[Start Stored rows]

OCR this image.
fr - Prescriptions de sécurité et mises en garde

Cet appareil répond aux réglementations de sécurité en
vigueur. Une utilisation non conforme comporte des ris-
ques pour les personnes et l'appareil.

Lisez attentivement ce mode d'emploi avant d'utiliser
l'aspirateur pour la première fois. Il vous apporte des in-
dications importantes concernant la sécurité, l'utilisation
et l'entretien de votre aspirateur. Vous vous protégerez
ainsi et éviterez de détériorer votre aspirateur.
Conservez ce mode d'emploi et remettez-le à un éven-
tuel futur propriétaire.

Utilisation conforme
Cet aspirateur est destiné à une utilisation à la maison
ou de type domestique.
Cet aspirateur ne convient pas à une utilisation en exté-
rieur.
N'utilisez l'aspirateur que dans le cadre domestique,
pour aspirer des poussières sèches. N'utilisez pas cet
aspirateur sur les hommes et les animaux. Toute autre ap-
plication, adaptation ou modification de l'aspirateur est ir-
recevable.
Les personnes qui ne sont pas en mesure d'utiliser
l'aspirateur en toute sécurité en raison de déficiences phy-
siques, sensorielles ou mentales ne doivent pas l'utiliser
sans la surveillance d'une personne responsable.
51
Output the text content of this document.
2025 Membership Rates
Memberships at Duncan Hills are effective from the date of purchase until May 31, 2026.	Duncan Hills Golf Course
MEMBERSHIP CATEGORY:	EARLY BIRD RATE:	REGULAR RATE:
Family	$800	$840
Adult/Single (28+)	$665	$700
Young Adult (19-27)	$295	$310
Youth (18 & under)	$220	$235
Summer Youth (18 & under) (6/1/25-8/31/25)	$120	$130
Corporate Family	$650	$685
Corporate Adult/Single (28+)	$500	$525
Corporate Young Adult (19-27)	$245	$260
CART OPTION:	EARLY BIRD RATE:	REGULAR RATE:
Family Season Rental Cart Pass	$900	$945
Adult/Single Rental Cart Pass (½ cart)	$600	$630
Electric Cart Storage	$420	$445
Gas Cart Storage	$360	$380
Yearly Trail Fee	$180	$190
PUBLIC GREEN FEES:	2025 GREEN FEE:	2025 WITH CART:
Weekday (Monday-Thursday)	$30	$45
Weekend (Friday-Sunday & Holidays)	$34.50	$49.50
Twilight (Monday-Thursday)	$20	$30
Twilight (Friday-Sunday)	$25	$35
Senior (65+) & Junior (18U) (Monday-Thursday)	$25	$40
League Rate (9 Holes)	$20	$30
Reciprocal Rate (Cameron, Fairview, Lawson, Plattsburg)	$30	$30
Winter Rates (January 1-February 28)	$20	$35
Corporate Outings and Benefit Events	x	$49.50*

[End Stored rows]

Exercise task —
In the entries above, find every line with the word "Corporate" and list it.

Answer for the task —
Corporate Family	$650	$685
Corporate Adult/Single (28+)	$500	$525
Corporate Young Adult (19-27)	$245	$260
Corporate Outings and Benefit Events	x	$49.50*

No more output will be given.